- **Directions**
Of the lines in this listing, how many contain the word "icon"? Give the number and nothing else.

[start Data to process]

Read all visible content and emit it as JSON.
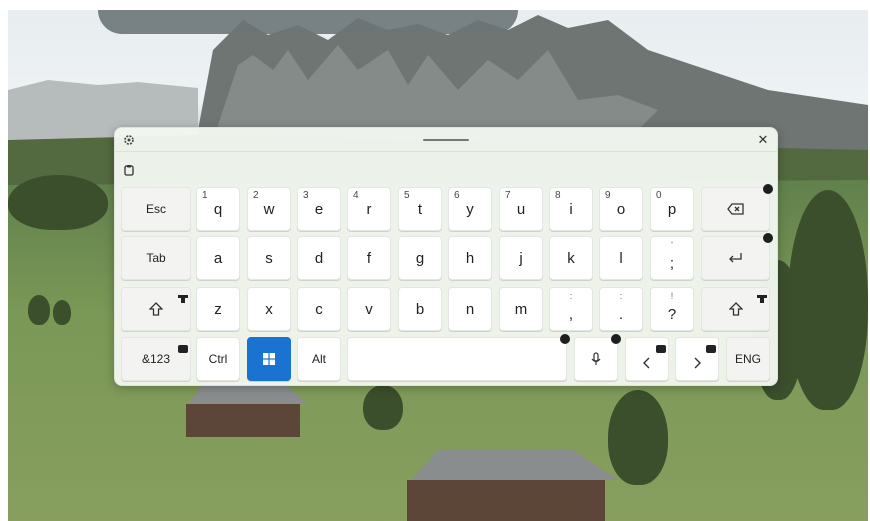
{
  "keyboard": {
    "row1": [
      {
        "label": "Esc"
      },
      {
        "label": "q",
        "num": "1"
      },
      {
        "label": "w",
        "num": "2"
      },
      {
        "label": "e",
        "num": "3"
      },
      {
        "label": "r",
        "num": "4"
      },
      {
        "label": "t",
        "num": "5"
      },
      {
        "label": "y",
        "num": "6"
      },
      {
        "label": "u",
        "num": "7"
      },
      {
        "label": "i",
        "num": "8"
      },
      {
        "label": "o",
        "num": "9"
      },
      {
        "label": "p",
        "num": "0"
      },
      {
        "icon": "backspace-icon"
      }
    ],
    "row2": [
      {
        "label": "Tab"
      },
      {
        "label": "a"
      },
      {
        "label": "s"
      },
      {
        "label": "d"
      },
      {
        "label": "f"
      },
      {
        "label": "g"
      },
      {
        "label": "h"
      },
      {
        "label": "j"
      },
      {
        "label": "k"
      },
      {
        "label": "l"
      },
      {
        "label": ";",
        "alt": "'"
      },
      {
        "icon": "enter-icon"
      }
    ],
    "row3": [
      {
        "icon": "shift-icon"
      },
      {
        "label": "z"
      },
      {
        "label": "x"
      },
      {
        "label": "c"
      },
      {
        "label": "v"
      },
      {
        "label": "b"
      },
      {
        "label": "n"
      },
      {
        "label": "m"
      },
      {
        "label": ",",
        "alt": ":"
      },
      {
        "label": ".",
        "alt": ":"
      },
      {
        "label": "?",
        "alt": "!"
      },
      {
        "icon": "shift-icon"
      }
    ],
    "row4": {
      "symbols": "&123",
      "ctrl": "Ctrl",
      "alt": "Alt",
      "lang": "ENG"
    }
  },
  "colors": {
    "panel_bg": "#f3f7f0",
    "key_bg": "#ffffff",
    "windows_key": "#1a73d1"
  }
}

[end Data to process]

- **Answer to the task**
4